• WHAT IS BEING ASKED:
Copy each line that holds "this".
— Start TASK INPUT —
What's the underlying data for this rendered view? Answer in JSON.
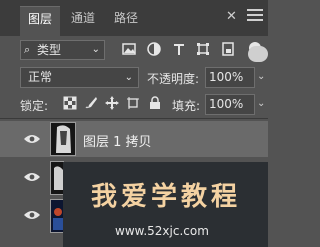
{
  "tabs": [
    {
      "label": "图层",
      "active": true
    },
    {
      "label": "通道",
      "active": false
    },
    {
      "label": "路径",
      "active": false
    }
  ],
  "tab_close": "✕",
  "filter": {
    "selected": "类型"
  },
  "filter_icons": [
    "image-icon",
    "adjustment-icon",
    "type-icon",
    "shape-icon",
    "smart-object-icon"
  ],
  "blend": {
    "mode": "正常",
    "opacity_label": "不透明度:",
    "opacity_value": "100%"
  },
  "lock": {
    "label": "锁定:",
    "fill_label": "填充:",
    "fill_value": "100%"
  },
  "layers": [
    {
      "name": "图层 1 拷贝"
    },
    {
      "name": ""
    },
    {
      "name": ""
    }
  ],
  "watermark": {
    "title": "我爱学教程",
    "url": "www.52xjc.com"
  },
  "colors": {
    "panel": "#535353",
    "tabbar": "#3c3c3c",
    "selected_row": "#6a6a6a",
    "watermark_text": "#f4d2a2"
  }
}
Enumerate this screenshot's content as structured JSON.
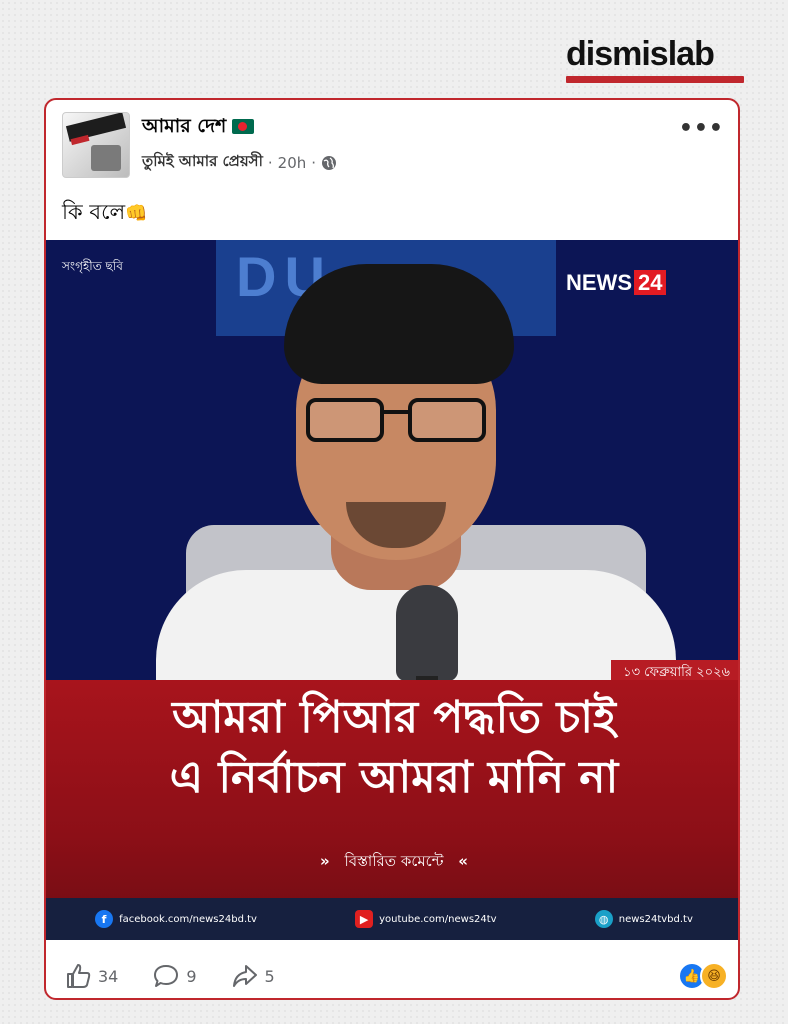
{
  "brand": {
    "name": "dismislab"
  },
  "post": {
    "page_name": "আমার দেশ",
    "source_group": "তুমিই আমার প্রেয়সী",
    "separator": "·",
    "time": "20h",
    "caption": "কি বলে",
    "caption_emoji": "👊"
  },
  "media": {
    "credit": "সংগৃহীত ছবি",
    "channel_logo": {
      "text": "NEWS",
      "number": "24"
    },
    "date": "১৩ ফেব্রুয়ারি ২০২৬",
    "headline_line1": "আমরা পিআর পদ্ধতি চাই",
    "headline_line2": "এ নির্বাচন আমরা মানি না",
    "details_text": "বিস্তারিত কমেন্টে",
    "details_left": "»",
    "details_right": "«",
    "sources": [
      {
        "icon": "facebook-icon",
        "glyph": "f",
        "text": "facebook.com/news24bd.tv"
      },
      {
        "icon": "youtube-icon",
        "glyph": "▶",
        "text": "youtube.com/news24tv"
      },
      {
        "icon": "globe-icon",
        "glyph": "◍",
        "text": "news24tvbd.tv"
      }
    ]
  },
  "actions": {
    "likes": "34",
    "comments": "9",
    "shares": "5"
  },
  "colors": {
    "accent": "#c0272d",
    "banner": "#8c0f17",
    "facebook_blue": "#1877f2"
  }
}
— End TASK INPUT —
• WRITTEN ANSWER:
What's the underlying data for this rendered view? Answer in JSON.
Enumerate this screenshot's content as structured JSON.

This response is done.